*WORK TO COMPLETE*
Rewrite every record with "subtitle-line" swapped for "caption-line", keeping everything else the same and omitting the pictures.

*Labeled region entries*
══════

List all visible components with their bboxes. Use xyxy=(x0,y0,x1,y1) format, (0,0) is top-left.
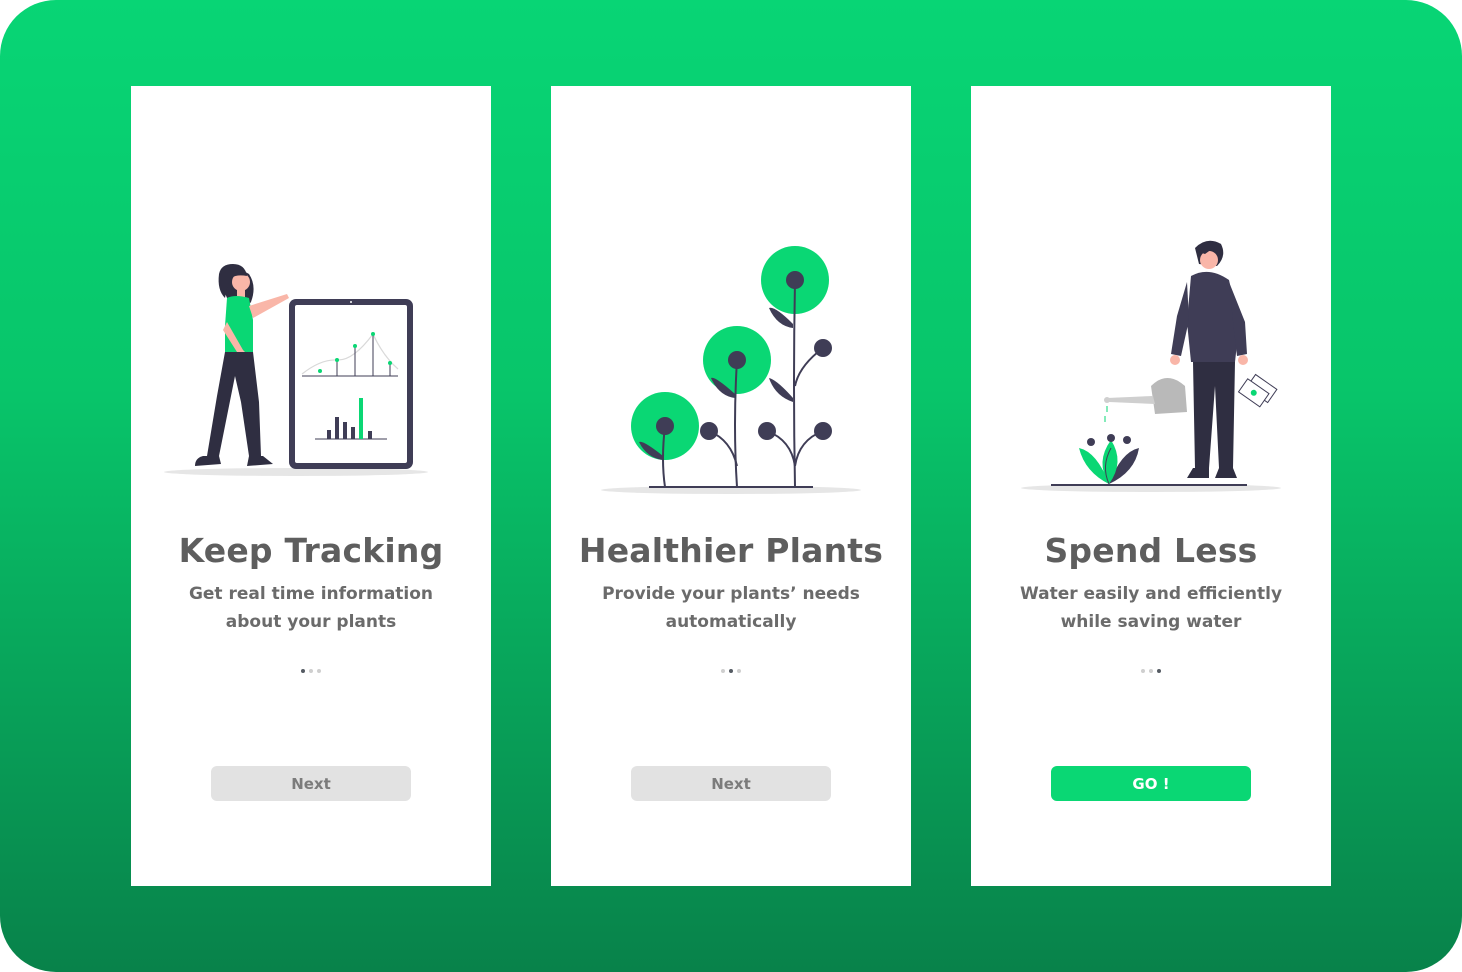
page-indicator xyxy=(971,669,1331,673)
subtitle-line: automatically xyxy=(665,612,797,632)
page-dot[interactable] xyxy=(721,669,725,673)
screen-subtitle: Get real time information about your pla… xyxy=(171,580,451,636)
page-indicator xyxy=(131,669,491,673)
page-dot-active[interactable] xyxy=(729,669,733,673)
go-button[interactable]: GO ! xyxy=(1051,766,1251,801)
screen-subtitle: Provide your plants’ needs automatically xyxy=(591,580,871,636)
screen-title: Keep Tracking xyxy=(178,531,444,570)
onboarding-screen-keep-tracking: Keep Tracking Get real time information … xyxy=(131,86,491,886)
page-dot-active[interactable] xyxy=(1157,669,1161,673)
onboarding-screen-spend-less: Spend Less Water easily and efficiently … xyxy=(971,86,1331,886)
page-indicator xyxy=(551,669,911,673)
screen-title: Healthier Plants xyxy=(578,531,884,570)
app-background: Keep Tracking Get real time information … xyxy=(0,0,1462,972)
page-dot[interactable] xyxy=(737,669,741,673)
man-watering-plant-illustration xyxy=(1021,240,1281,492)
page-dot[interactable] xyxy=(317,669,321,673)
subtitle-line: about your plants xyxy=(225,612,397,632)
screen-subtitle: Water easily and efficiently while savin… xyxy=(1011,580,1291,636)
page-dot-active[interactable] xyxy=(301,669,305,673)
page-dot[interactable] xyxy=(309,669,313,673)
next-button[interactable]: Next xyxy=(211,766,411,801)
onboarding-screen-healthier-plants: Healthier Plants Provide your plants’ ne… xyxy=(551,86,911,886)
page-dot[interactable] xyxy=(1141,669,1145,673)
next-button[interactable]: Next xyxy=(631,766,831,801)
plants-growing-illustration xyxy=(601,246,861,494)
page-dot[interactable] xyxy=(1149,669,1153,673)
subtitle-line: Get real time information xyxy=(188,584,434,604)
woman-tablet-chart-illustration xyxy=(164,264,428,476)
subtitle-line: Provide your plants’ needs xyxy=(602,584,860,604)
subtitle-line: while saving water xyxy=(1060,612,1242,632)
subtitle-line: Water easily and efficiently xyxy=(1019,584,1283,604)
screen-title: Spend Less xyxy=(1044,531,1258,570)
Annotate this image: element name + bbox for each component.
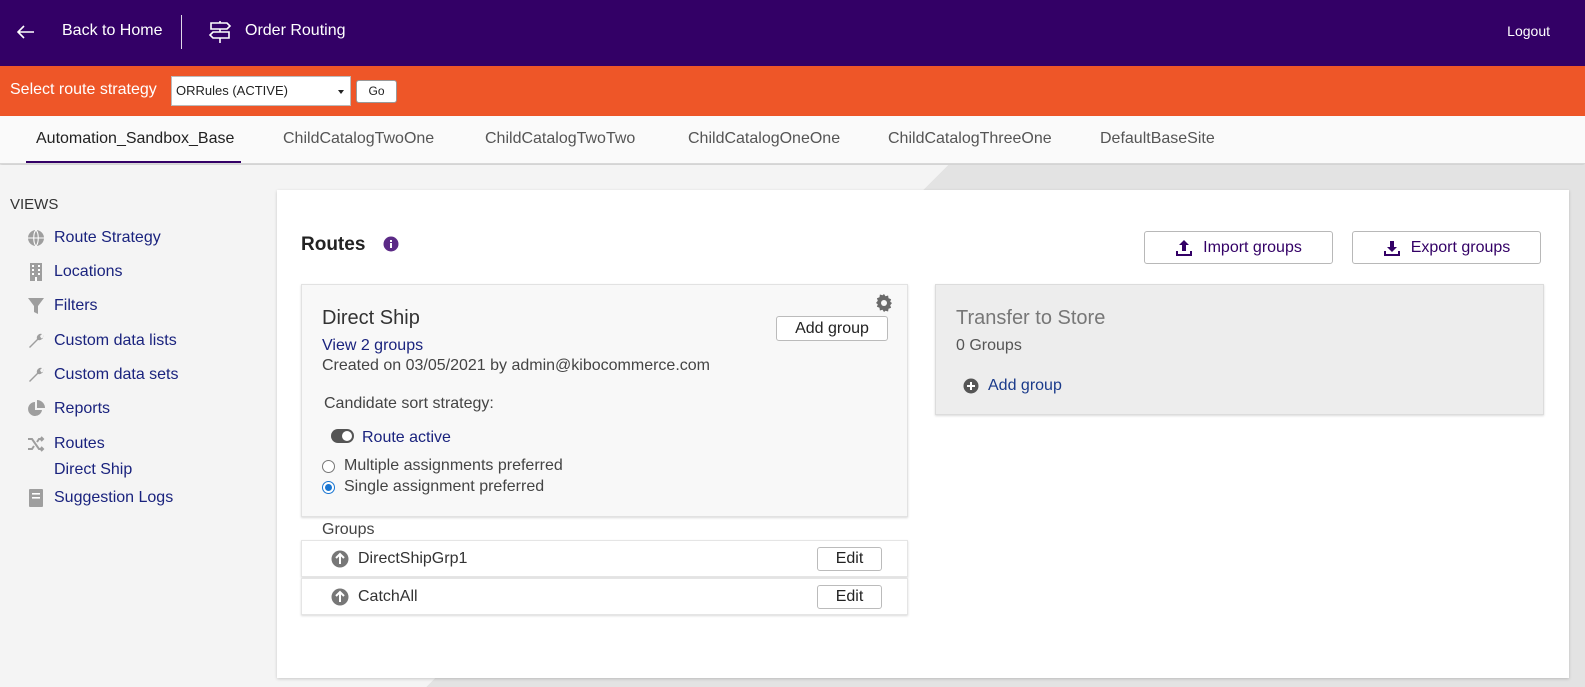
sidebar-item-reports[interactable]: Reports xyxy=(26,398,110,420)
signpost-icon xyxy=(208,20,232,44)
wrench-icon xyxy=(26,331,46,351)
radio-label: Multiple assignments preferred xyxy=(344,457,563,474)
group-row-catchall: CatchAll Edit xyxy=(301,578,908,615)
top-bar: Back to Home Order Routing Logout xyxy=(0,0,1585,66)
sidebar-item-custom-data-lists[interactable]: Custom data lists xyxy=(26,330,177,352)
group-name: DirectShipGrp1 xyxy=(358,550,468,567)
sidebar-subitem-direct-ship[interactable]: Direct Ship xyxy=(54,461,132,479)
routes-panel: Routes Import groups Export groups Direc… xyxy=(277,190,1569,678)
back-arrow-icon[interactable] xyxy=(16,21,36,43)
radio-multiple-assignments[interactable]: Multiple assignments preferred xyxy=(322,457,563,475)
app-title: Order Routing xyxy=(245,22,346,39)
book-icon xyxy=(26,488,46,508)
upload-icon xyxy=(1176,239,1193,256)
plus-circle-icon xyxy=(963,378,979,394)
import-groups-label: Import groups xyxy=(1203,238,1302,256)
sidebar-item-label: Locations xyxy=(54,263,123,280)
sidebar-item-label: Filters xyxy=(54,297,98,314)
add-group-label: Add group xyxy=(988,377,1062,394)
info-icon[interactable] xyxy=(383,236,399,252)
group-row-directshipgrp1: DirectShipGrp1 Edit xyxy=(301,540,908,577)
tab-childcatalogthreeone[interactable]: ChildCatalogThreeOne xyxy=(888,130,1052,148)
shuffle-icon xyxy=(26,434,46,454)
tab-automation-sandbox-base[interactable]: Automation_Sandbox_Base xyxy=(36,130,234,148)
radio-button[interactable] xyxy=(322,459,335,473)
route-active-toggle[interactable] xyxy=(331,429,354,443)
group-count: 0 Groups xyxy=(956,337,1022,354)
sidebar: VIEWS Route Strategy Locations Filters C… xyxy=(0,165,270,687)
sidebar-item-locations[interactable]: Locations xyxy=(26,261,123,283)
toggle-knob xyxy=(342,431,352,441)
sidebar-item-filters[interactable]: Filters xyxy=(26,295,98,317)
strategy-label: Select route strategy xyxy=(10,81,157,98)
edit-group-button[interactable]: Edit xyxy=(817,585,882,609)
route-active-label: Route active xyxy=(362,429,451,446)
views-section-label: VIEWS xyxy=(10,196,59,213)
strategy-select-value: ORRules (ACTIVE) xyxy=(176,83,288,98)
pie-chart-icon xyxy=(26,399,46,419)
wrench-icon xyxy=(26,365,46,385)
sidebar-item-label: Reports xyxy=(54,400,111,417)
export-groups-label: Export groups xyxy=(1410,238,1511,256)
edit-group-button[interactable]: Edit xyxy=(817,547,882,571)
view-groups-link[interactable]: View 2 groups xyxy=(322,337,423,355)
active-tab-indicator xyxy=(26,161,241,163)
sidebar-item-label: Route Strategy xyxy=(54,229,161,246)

══════

*ANSWER FOR THE TASK*
List all visible components with their bboxes. Use xyxy=(x0,y0,x1,y1) format, (0,0) is top-left.
page-indicator xyxy=(971,669,1331,673)
caption-line: automatically xyxy=(665,612,797,632)
page-dot[interactable] xyxy=(721,669,725,673)
screen-subtitle: Get real time information about your pla… xyxy=(171,580,451,636)
page-indicator xyxy=(131,669,491,673)
page-dot-active[interactable] xyxy=(729,669,733,673)
go-button[interactable]: GO ! xyxy=(1051,766,1251,801)
screen-subtitle: Provide your plants’ needs automatically xyxy=(591,580,871,636)
screen-title: Keep Tracking xyxy=(178,531,444,570)
onboarding-screen-keep-tracking: Keep Tracking Get real time information … xyxy=(131,86,491,886)
page-dot-active[interactable] xyxy=(1157,669,1161,673)
onboarding-screen-spend-less: Spend Less Water easily and efficiently … xyxy=(971,86,1331,886)
page-indicator xyxy=(551,669,911,673)
screen-title: Healthier Plants xyxy=(578,531,884,570)
app-background: Keep Tracking Get real time information … xyxy=(0,0,1462,972)
page-dot[interactable] xyxy=(737,669,741,673)
man-watering-plant-illustration xyxy=(1021,240,1281,492)
page-dot[interactable] xyxy=(317,669,321,673)
caption-line: about your plants xyxy=(225,612,397,632)
screen-subtitle: Water easily and efficiently while savin… xyxy=(1011,580,1291,636)
page-dot-active[interactable] xyxy=(301,669,305,673)
page-dot[interactable] xyxy=(309,669,313,673)
next-button[interactable]: Next xyxy=(211,766,411,801)
onboarding-screen-healthier-plants: Healthier Plants Provide your plants’ ne… xyxy=(551,86,911,886)
page-dot[interactable] xyxy=(1141,669,1145,673)
next-button[interactable]: Next xyxy=(631,766,831,801)
plants-growing-illustration xyxy=(601,246,861,494)
page-dot[interactable] xyxy=(1149,669,1153,673)
caption-line: Get real time information xyxy=(188,584,434,604)
woman-tablet-chart-illustration xyxy=(164,264,428,476)
caption-line: Provide your plants’ needs xyxy=(602,584,860,604)
caption-line: while saving water xyxy=(1060,612,1242,632)
caption-line: Water easily and efficiently xyxy=(1019,584,1283,604)
screen-title: Spend Less xyxy=(1044,531,1258,570)
Annotate this image: element name + bbox for each component.
sidebar-item-reports[interactable]: Reports xyxy=(26,398,110,420)
signpost-icon xyxy=(208,20,232,44)
wrench-icon xyxy=(26,331,46,351)
radio-label: Multiple assignments preferred xyxy=(344,457,563,474)
group-row-catchall: CatchAll Edit xyxy=(301,578,908,615)
top-bar: Back to Home Order Routing Logout xyxy=(0,0,1585,66)
sidebar-item-custom-data-lists[interactable]: Custom data lists xyxy=(26,330,177,352)
group-name: DirectShipGrp1 xyxy=(358,550,468,567)
sidebar-subitem-direct-ship[interactable]: Direct Ship xyxy=(54,461,132,479)
routes-panel: Routes Import groups Export groups Direc… xyxy=(277,190,1569,678)
back-arrow-icon[interactable] xyxy=(16,21,36,43)
radio-multiple-assignments[interactable]: Multiple assignments preferred xyxy=(322,457,563,475)
app-title: Order Routing xyxy=(245,22,346,39)
book-icon xyxy=(26,488,46,508)
upload-icon xyxy=(1176,239,1193,256)
plus-circle-icon xyxy=(963,378,979,394)
import-groups-label: Import groups xyxy=(1203,238,1302,256)
sidebar-item-label: Locations xyxy=(54,263,123,280)
sidebar-item-label: Filters xyxy=(54,297,98,314)
add-group-label: Add group xyxy=(988,377,1062,394)
info-icon[interactable] xyxy=(383,236,399,252)
group-row-directshipgrp1: DirectShipGrp1 Edit xyxy=(301,540,908,577)
tab-childcatalogthreeone[interactable]: ChildCatalogThreeOne xyxy=(888,130,1052,148)
shuffle-icon xyxy=(26,434,46,454)
tab-automation-sandbox-base[interactable]: Automation_Sandbox_Base xyxy=(36,130,234,148)
radio-button[interactable] xyxy=(322,459,335,473)
route-active-toggle[interactable] xyxy=(331,429,354,443)
group-count: 0 Groups xyxy=(956,337,1022,354)
sidebar: VIEWS Route Strategy Locations Filters C… xyxy=(0,165,270,687)
sidebar-item-locations[interactable]: Locations xyxy=(26,261,123,283)
toggle-knob xyxy=(342,431,352,441)
sidebar-item-filters[interactable]: Filters xyxy=(26,295,98,317)
strategy-label: Select route strategy xyxy=(10,81,157,98)
edit-group-button[interactable]: Edit xyxy=(817,585,882,609)
route-active-label: Route active xyxy=(362,429,451,446)
views-section-label: VIEWS xyxy=(10,196,59,213)
strategy-select-value: ORRules (ACTIVE) xyxy=(176,83,288,98)
pie-chart-icon xyxy=(26,399,46,419)
wrench-icon xyxy=(26,365,46,385)
sidebar-item-label: Reports xyxy=(54,400,111,417)
export-groups-label: Export groups xyxy=(1410,238,1511,256)
edit-group-button[interactable]: Edit xyxy=(817,547,882,571)
view-groups-link[interactable]: View 2 groups xyxy=(322,337,423,355)
active-tab-indicator xyxy=(26,161,241,163)
sidebar-item-label: Route Strategy xyxy=(54,229,161,246)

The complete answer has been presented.